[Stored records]
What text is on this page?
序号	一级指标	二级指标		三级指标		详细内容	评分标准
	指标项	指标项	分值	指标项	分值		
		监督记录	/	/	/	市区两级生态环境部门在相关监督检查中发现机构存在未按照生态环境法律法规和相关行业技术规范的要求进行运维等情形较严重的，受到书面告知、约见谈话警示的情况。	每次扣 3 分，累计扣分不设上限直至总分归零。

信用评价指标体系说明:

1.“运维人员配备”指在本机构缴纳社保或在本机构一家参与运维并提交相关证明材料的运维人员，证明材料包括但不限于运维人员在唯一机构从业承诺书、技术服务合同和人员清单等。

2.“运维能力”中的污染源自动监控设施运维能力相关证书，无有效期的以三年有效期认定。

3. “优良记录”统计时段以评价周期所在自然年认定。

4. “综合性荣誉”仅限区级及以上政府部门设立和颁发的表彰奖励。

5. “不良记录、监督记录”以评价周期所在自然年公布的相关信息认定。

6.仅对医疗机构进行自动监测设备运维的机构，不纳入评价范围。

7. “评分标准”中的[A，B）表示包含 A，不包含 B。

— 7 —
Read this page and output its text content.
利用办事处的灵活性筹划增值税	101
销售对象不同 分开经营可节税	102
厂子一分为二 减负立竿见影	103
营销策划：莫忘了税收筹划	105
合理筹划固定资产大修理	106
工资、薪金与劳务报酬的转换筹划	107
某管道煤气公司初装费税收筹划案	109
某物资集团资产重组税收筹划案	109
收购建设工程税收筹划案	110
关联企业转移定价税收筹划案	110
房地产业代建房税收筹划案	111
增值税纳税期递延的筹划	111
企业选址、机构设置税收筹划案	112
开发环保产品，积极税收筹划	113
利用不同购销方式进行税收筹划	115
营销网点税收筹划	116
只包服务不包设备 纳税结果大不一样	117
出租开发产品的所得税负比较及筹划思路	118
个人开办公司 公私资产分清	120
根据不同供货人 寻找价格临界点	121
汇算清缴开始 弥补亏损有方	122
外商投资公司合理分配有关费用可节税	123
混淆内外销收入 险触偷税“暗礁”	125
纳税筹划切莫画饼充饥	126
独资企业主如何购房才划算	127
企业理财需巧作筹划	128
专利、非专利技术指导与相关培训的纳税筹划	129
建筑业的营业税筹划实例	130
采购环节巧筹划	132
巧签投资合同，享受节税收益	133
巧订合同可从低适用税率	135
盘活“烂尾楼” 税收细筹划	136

■ GOAL: Extract every entry in the listing word for word.

■ ANSWER TO THE EXERCISE:
What text is on this page?
序号	一级指标	二级指标		三级指标		详细内容	评分标准
	指标项	指标项	分值	指标项	分值		
		监督记录	/	/	/	市区两级生态环境部门在相关监督检查中发现机构存在未按照生态环境法律法规和相关行业技术规范的要求进行运维等情形较严重的，受到书面告知、约见谈话警示的情况。	每次扣 3 分，累计扣分不设上限直至总分归零。

信用评价指标体系说明:

1.“运维人员配备”指在本机构缴纳社保或在本机构一家参与运维并提交相关证明材料的运维人员，证明材料包括但不限于运维人员在唯一机构从业承诺书、技术服务合同和人员清单等。

2.“运维能力”中的污染源自动监控设施运维能力相关证书，无有效期的以三年有效期认定。

3. “优良记录”统计时段以评价周期所在自然年认定。

4. “综合性荣誉”仅限区级及以上政府部门设立和颁发的表彰奖励。

5. “不良记录、监督记录”以评价周期所在自然年公布的相关信息认定。

6.仅对医疗机构进行自动监测设备运维的机构，不纳入评价范围。

7. “评分标准”中的[A，B）表示包含 A，不包含 B。

— 7 —
Read this page and output its text content.
利用办事处的灵活性筹划增值税	101
销售对象不同 分开经营可节税	102
厂子一分为二 减负立竿见影	103
营销策划：莫忘了税收筹划	105
合理筹划固定资产大修理	106
工资、薪金与劳务报酬的转换筹划	107
某管道煤气公司初装费税收筹划案	109
某物资集团资产重组税收筹划案	109
收购建设工程税收筹划案	110
关联企业转移定价税收筹划案	110
房地产业代建房税收筹划案	111
增值税纳税期递延的筹划	111
企业选址、机构设置税收筹划案	112
开发环保产品，积极税收筹划	113
利用不同购销方式进行税收筹划	115
营销网点税收筹划	116
只包服务不包设备 纳税结果大不一样	117
出租开发产品的所得税负比较及筹划思路	118
个人开办公司 公私资产分清	120
根据不同供货人 寻找价格临界点	121
汇算清缴开始 弥补亏损有方	122
外商投资公司合理分配有关费用可节税	123
混淆内外销收入 险触偷税“暗礁”	125
纳税筹划切莫画饼充饥	126
独资企业主如何购房才划算	127
企业理财需巧作筹划	128
专利、非专利技术指导与相关培训的纳税筹划	129
建筑业的营业税筹划实例	130
采购环节巧筹划	132
巧签投资合同，享受节税收益	133
巧订合同可从低适用税率	135
盘活“烂尾楼” 税收细筹划	136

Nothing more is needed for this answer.